## Instructions for the task
Return each line that holds the word "name".

## Input
-- Begin --

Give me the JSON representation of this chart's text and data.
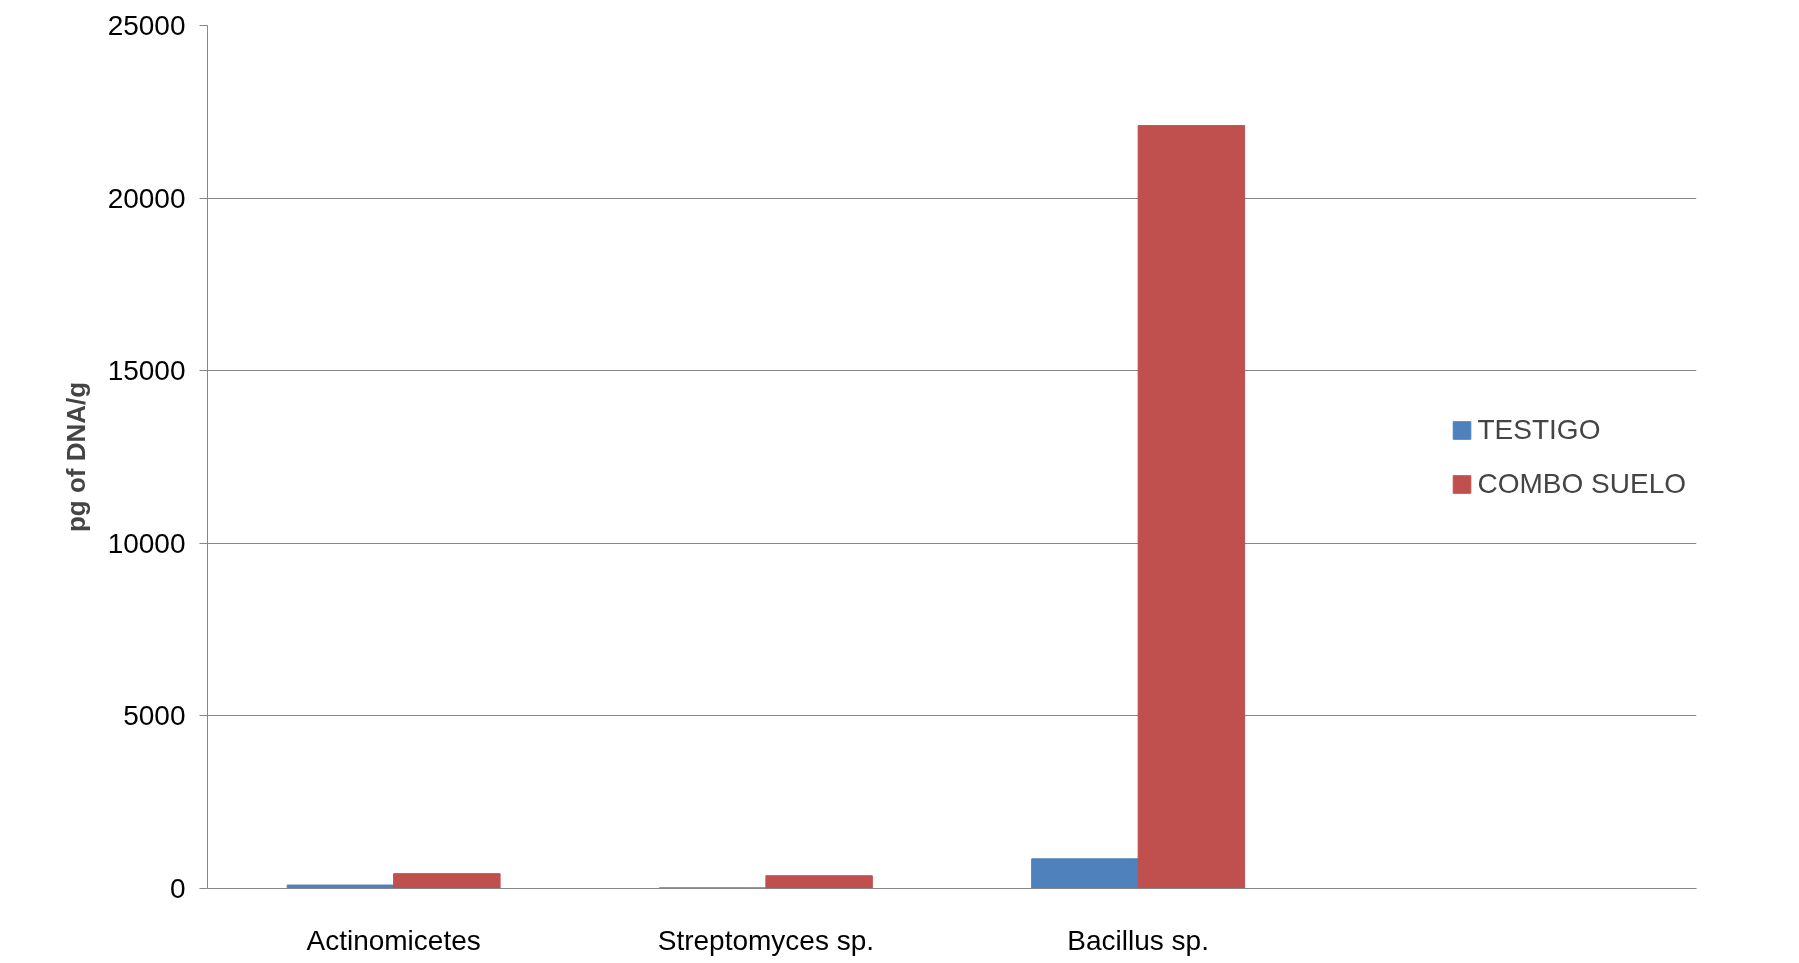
{
  "chart_data": {
    "type": "bar",
    "ylabel": "pg of DNA/g",
    "categories": [
      "Actinomicetes",
      "Streptomyces sp.",
      "Bacillus sp.",
      null
    ],
    "series": [
      {
        "name": "TESTIGO",
        "color": "#4f81bd",
        "values": [
          100,
          20,
          860,
          null
        ]
      },
      {
        "name": "COMBO SUELO",
        "color": "#c0504d",
        "values": [
          430,
          370,
          22100,
          null
        ]
      }
    ],
    "ylim": [
      0,
      25000
    ],
    "yticks": [
      0,
      5000,
      10000,
      15000,
      20000,
      25000
    ],
    "grid": "y",
    "legend": "right"
  }
}
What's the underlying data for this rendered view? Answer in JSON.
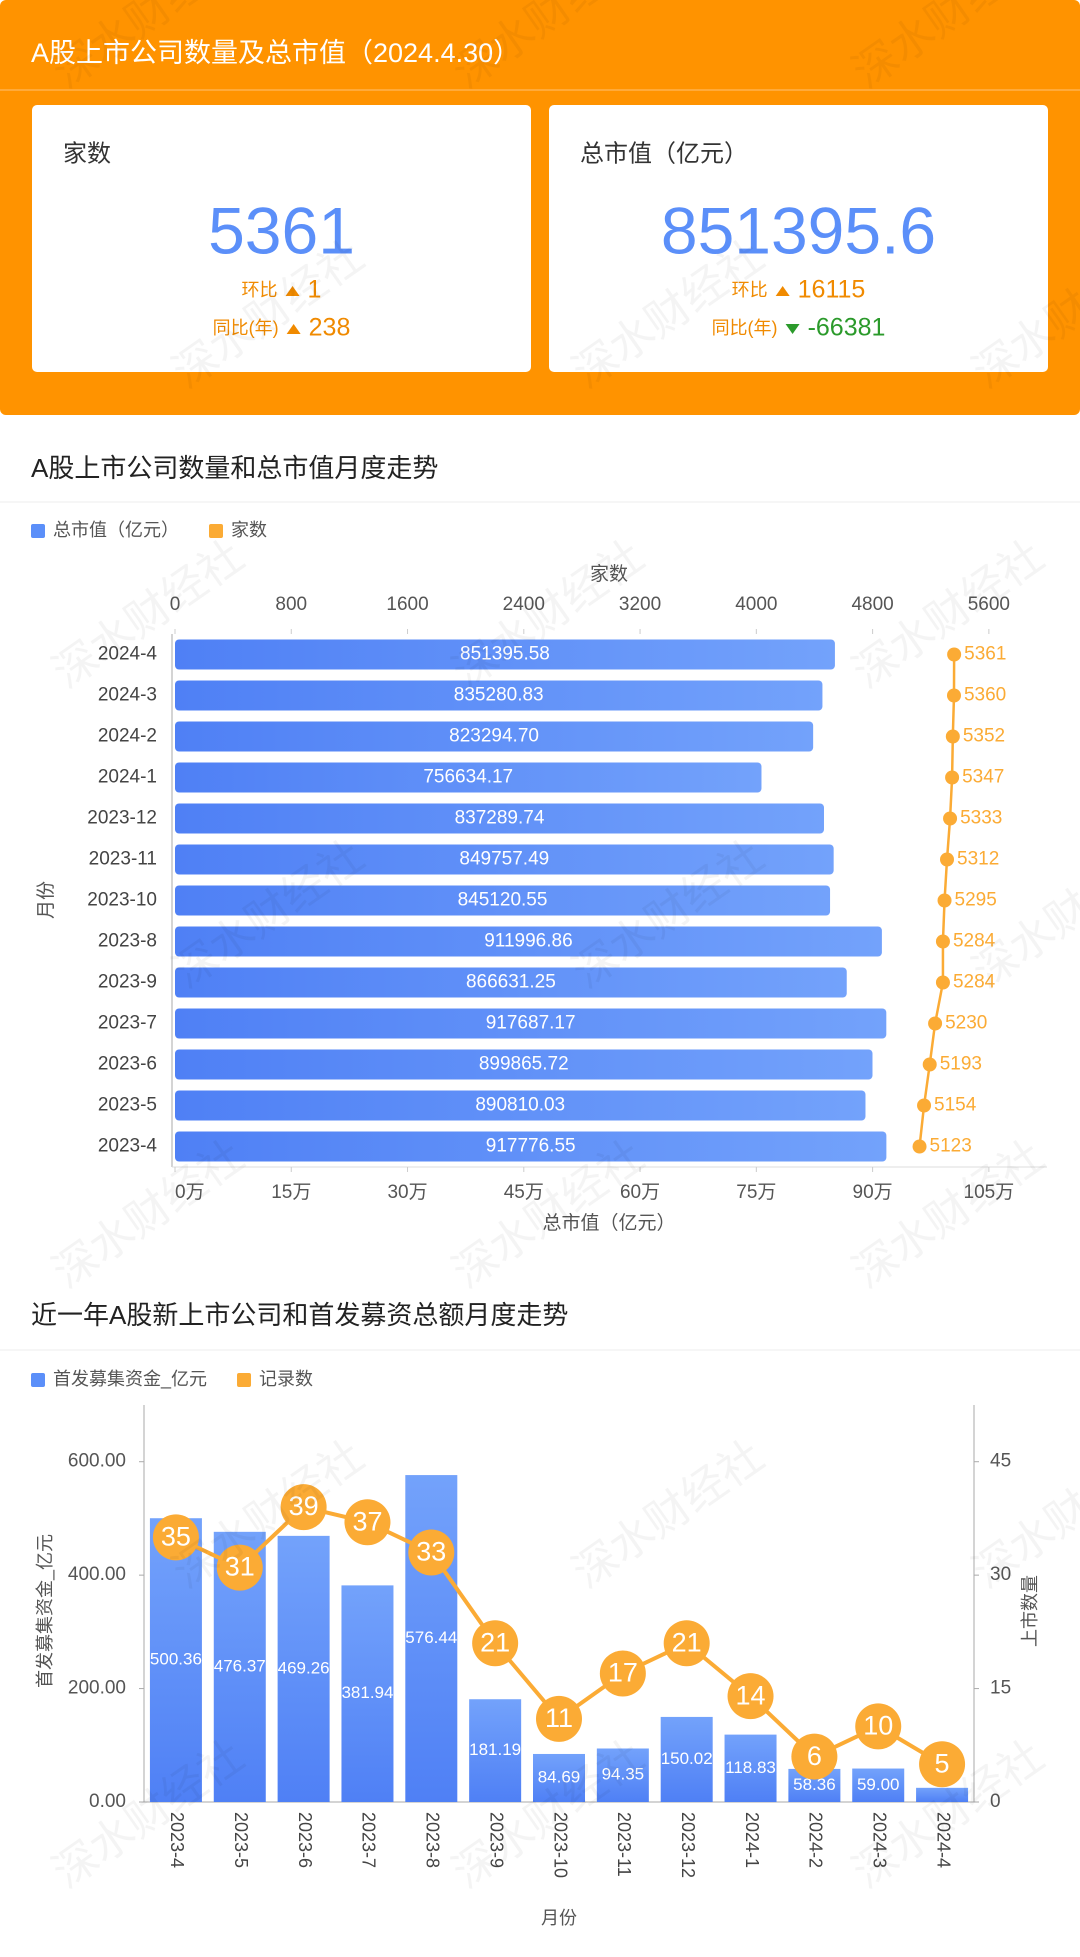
{
  "header": {
    "title": "A股上市公司数量及总市值（2024.4.30）"
  },
  "watermark": "深水财经社",
  "cards": [
    {
      "label": "家数",
      "value": "5361",
      "changes": [
        {
          "label": "环比",
          "trend": "up",
          "value": "1"
        },
        {
          "label": "同比(年)",
          "trend": "up",
          "value": "238"
        }
      ]
    },
    {
      "label": "总市值（亿元）",
      "value": "851395.6",
      "changes": [
        {
          "label": "环比",
          "trend": "up",
          "value": "16115"
        },
        {
          "label": "同比(年)",
          "trend": "down",
          "value": "-66381"
        }
      ]
    }
  ],
  "chart_data": [
    {
      "type": "bar",
      "orientation": "horizontal",
      "title": "A股上市公司数量和总市值月度走势",
      "categories": [
        "2024-4",
        "2024-3",
        "2024-2",
        "2024-1",
        "2023-12",
        "2023-11",
        "2023-10",
        "2023-8",
        "2023-9",
        "2023-7",
        "2023-6",
        "2023-5",
        "2023-4"
      ],
      "series": [
        {
          "name": "总市值（亿元）",
          "color": "#5b8ff9",
          "values": [
            851395.58,
            835280.83,
            823294.7,
            756634.17,
            837289.74,
            849757.49,
            845120.55,
            911996.86,
            866631.25,
            917687.17,
            899865.72,
            890810.03,
            917776.55
          ],
          "value_labels": [
            "851395.58",
            "835280.83",
            "823294.70",
            "756634.17",
            "837289.74",
            "849757.49",
            "845120.55",
            "911996.86",
            "866631.25",
            "917687.17",
            "899865.72",
            "890810.03",
            "917776.55"
          ]
        },
        {
          "name": "家数",
          "color": "#fbab35",
          "type": "line",
          "axis": "x2",
          "values": [
            5361,
            5360,
            5352,
            5347,
            5333,
            5312,
            5295,
            5284,
            5284,
            5230,
            5193,
            5154,
            5123
          ]
        }
      ],
      "xlim": [
        0,
        1125000
      ],
      "xticks": [
        {
          "value": 0,
          "label": "0万"
        },
        {
          "value": 150000,
          "label": "15万"
        },
        {
          "value": 300000,
          "label": "30万"
        },
        {
          "value": 450000,
          "label": "45万"
        },
        {
          "value": 600000,
          "label": "60万"
        },
        {
          "value": 750000,
          "label": "75万"
        },
        {
          "value": 900000,
          "label": "90万"
        },
        {
          "value": 1050000,
          "label": "105万"
        }
      ],
      "x2lim": [
        0,
        6000
      ],
      "x2ticks": [
        0,
        800,
        1600,
        2400,
        3200,
        4000,
        4800,
        5600
      ],
      "xlabel": "总市值（亿元）",
      "x2label": "家数",
      "ylabel": "月份"
    },
    {
      "type": "bar",
      "orientation": "vertical",
      "title": "近一年A股新上市公司和首发募资总额月度走势",
      "categories": [
        "2023-4",
        "2023-5",
        "2023-6",
        "2023-7",
        "2023-8",
        "2023-9",
        "2023-10",
        "2023-11",
        "2023-12",
        "2024-1",
        "2024-2",
        "2024-3",
        "2024-4"
      ],
      "series": [
        {
          "name": "首发募集资金_亿元",
          "color": "#5b8ff9",
          "values": [
            500.36,
            476.37,
            469.26,
            381.94,
            576.44,
            181.19,
            84.69,
            94.35,
            150.02,
            118.83,
            58.36,
            59.0,
            25
          ],
          "value_labels": [
            "500.36",
            "476.37",
            "469.26",
            "381.94",
            "576.44",
            "181.19",
            "84.69",
            "94.35",
            "150.02",
            "118.83",
            "58.36",
            "59.00",
            null
          ]
        },
        {
          "name": "记录数",
          "color": "#fbab35",
          "type": "line",
          "axis": "y2",
          "values": [
            35,
            31,
            39,
            37,
            33,
            21,
            11,
            17,
            21,
            14,
            6,
            10,
            5
          ]
        }
      ],
      "ylim": [
        0,
        700
      ],
      "yticks": [
        {
          "value": 0,
          "label": "0.00"
        },
        {
          "value": 200,
          "label": "200.00"
        },
        {
          "value": 400,
          "label": "400.00"
        },
        {
          "value": 600,
          "label": "600.00"
        }
      ],
      "y2lim": [
        0,
        52.5
      ],
      "y2ticks": [
        0,
        15,
        30,
        45
      ],
      "ylabel": "首发募集资金_亿元",
      "y2label": "上市数量",
      "xlabel": "月份"
    }
  ]
}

-- End --

## The output
        "name": "TESTIGO",
        "name": "COMBO SUELO",
          "name": "总市值（亿元）",
          "name": "家数",
          "name": "首发募集资金_亿元",
          "name": "记录数",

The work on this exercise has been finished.